EXERCISE AIM
Set down the material below word for word, excluding the pictures.

DATA SECTION
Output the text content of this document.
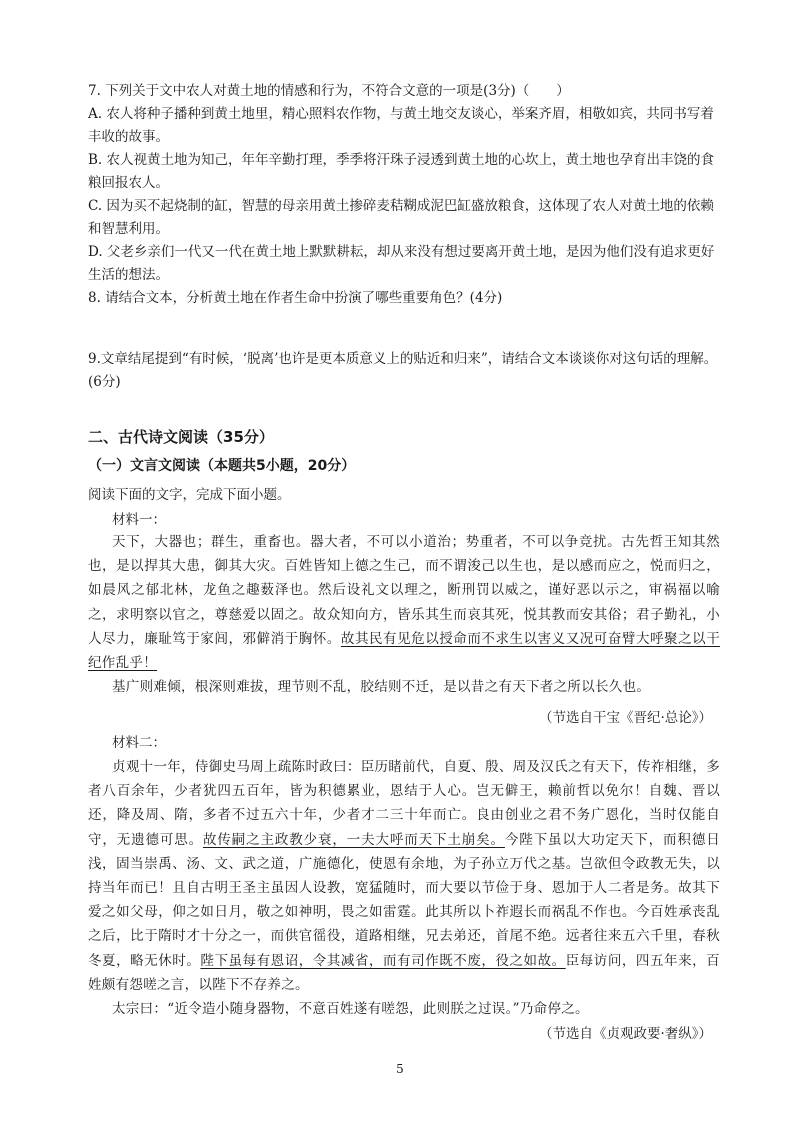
7. 下列关于文中农人对黄土地的情感和行为，不符合文意的一项是(3分)（　　）

A. 农人将种子播种到黄土地里，精心照料农作物，与黄土地交友谈心，举案齐眉，相敬如宾，共同书写着丰收的故事。

B. 农人视黄土地为知己，年年辛勤打理，季季将汗珠子浸透到黄土地的心坎上，黄土地也孕育出丰饶的食粮回报农人。

C. 因为买不起烧制的缸，智慧的母亲用黄土掺碎麦秸糊成泥巴缸盛放粮食，这体现了农人对黄土地的依赖和智慧利用。

D. 父老乡亲们一代又一代在黄土地上默默耕耘，却从来没有想过要离开黄土地，是因为他们没有追求更好生活的想法。

8. 请结合文本，分析黄土地在作者生命中扮演了哪些重要角色？(4分)

9.文章结尾提到“有时候，‘脱离’也许是更本质意义上的贴近和归来”，请结合文本谈谈你对这句话的理解。(6分)

二、古代诗文阅读（35分）
（一）文言文阅读（本题共5小题，20分）
阅读下面的文字，完成下面小题。
材料一：

天下，大器也；群生，重畜也。器大者，不可以小道治；势重者，不可以争竞扰。古先哲王知其然也，是以捍其大患，御其大灾。百姓皆知上德之生己，而不谓浚己以生也，是以感而应之，悦而归之，如晨风之郁北林，龙鱼之趣薮泽也。然后设礼文以理之，断刑罚以威之，谨好恶以示之，审祸福以喻之，求明察以官之，尊慈爱以固之。故众知向方，皆乐其生而哀其死，悦其教而安其俗；君子勤礼，小人尽力，廉耻笃于家闾，邪僻消于胸怀。故其民有见危以授命而不求生以害义又况可奋臂大呼聚之以干纪作乱乎！

基广则难倾，根深则难拔，理节则不乱，胶结则不迁，是以昔之有天下者之所以长久也。

（节选自干宝《晋纪·总论》）
材料二：

贞观十一年，侍御史马周上疏陈时政曰：臣历睹前代，自夏、殷、周及汉氏之有天下，传祚相继，多者八百余年，少者犹四五百年，皆为积德累业，恩结于人心。岂无僻王，赖前哲以免尔！自魏、晋以还，降及周、隋，多者不过五六十年，少者才二三十年而亡。良由创业之君不务广恩化，当时仅能自守，无遗德可思。故传嗣之主政教少衰，一夫大呼而天下土崩矣。今陛下虽以大功定天下，而积德日浅，固当崇禹、汤、文、武之道，广施德化，使恩有余地，为子孙立万代之基。岂欲但令政教无失，以持当年而已！且自古明王圣主虽因人设教，宽猛随时，而大要以节俭于身、恩加于人二者是务。故其下爱之如父母，仰之如日月，敬之如神明，畏之如雷霆。此其所以卜祚遐长而祸乱不作也。今百姓承丧乱之后，比于隋时才十分之一，而供官徭役，道路相继，兄去弟还，首尾不绝。远者往来五六千里，春秋冬夏，略无休时。陛下虽每有恩诏，令其减省，而有司作既不废，役之如故。臣每访问，四五年来，百姓颇有怨嗟之言，以陛下不存养之。

太宗曰：“近令造小随身器物，不意百姓遂有嗟怨，此则朕之过误。”乃命停之。

（节选自《贞观政要·奢纵》）
5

REPLY
Output the text content of this document.
7. 下列关于文中农人对黄土地的情感和行为，不符合文意的一项是(3分)（　　）

A. 农人将种子播种到黄土地里，精心照料农作物，与黄土地交友谈心，举案齐眉，相敬如宾，共同书写着丰收的故事。

B. 农人视黄土地为知己，年年辛勤打理，季季将汗珠子浸透到黄土地的心坎上，黄土地也孕育出丰饶的食粮回报农人。

C. 因为买不起烧制的缸，智慧的母亲用黄土掺碎麦秸糊成泥巴缸盛放粮食，这体现了农人对黄土地的依赖和智慧利用。

D. 父老乡亲们一代又一代在黄土地上默默耕耘，却从来没有想过要离开黄土地，是因为他们没有追求更好生活的想法。

8. 请结合文本，分析黄土地在作者生命中扮演了哪些重要角色？(4分)

9.文章结尾提到“有时候，‘脱离’也许是更本质意义上的贴近和归来”，请结合文本谈谈你对这句话的理解。(6分)

二、古代诗文阅读（35分）
（一）文言文阅读（本题共5小题，20分）
阅读下面的文字，完成下面小题。
材料一：

天下，大器也；群生，重畜也。器大者，不可以小道治；势重者，不可以争竞扰。古先哲王知其然也，是以捍其大患，御其大灾。百姓皆知上德之生己，而不谓浚己以生也，是以感而应之，悦而归之，如晨风之郁北林，龙鱼之趣薮泽也。然后设礼文以理之，断刑罚以威之，谨好恶以示之，审祸福以喻之，求明察以官之，尊慈爱以固之。故众知向方，皆乐其生而哀其死，悦其教而安其俗；君子勤礼，小人尽力，廉耻笃于家闾，邪僻消于胸怀。故其民有见危以授命而不求生以害义又况可奋臂大呼聚之以干纪作乱乎！

基广则难倾，根深则难拔，理节则不乱，胶结则不迁，是以昔之有天下者之所以长久也。

（节选自干宝《晋纪·总论》）
材料二：

贞观十一年，侍御史马周上疏陈时政曰：臣历睹前代，自夏、殷、周及汉氏之有天下，传祚相继，多者八百余年，少者犹四五百年，皆为积德累业，恩结于人心。岂无僻王，赖前哲以免尔！自魏、晋以还，降及周、隋，多者不过五六十年，少者才二三十年而亡。良由创业之君不务广恩化，当时仅能自守，无遗德可思。故传嗣之主政教少衰，一夫大呼而天下土崩矣。今陛下虽以大功定天下，而积德日浅，固当崇禹、汤、文、武之道，广施德化，使恩有余地，为子孙立万代之基。岂欲但令政教无失，以持当年而已！且自古明王圣主虽因人设教，宽猛随时，而大要以节俭于身、恩加于人二者是务。故其下爱之如父母，仰之如日月，敬之如神明，畏之如雷霆。此其所以卜祚遐长而祸乱不作也。今百姓承丧乱之后，比于隋时才十分之一，而供官徭役，道路相继，兄去弟还，首尾不绝。远者往来五六千里，春秋冬夏，略无休时。陛下虽每有恩诏，令其减省，而有司作既不废，役之如故。臣每访问，四五年来，百姓颇有怨嗟之言，以陛下不存养之。

太宗曰：“近令造小随身器物，不意百姓遂有嗟怨，此则朕之过误。”乃命停之。

（节选自《贞观政要·奢纵》）
5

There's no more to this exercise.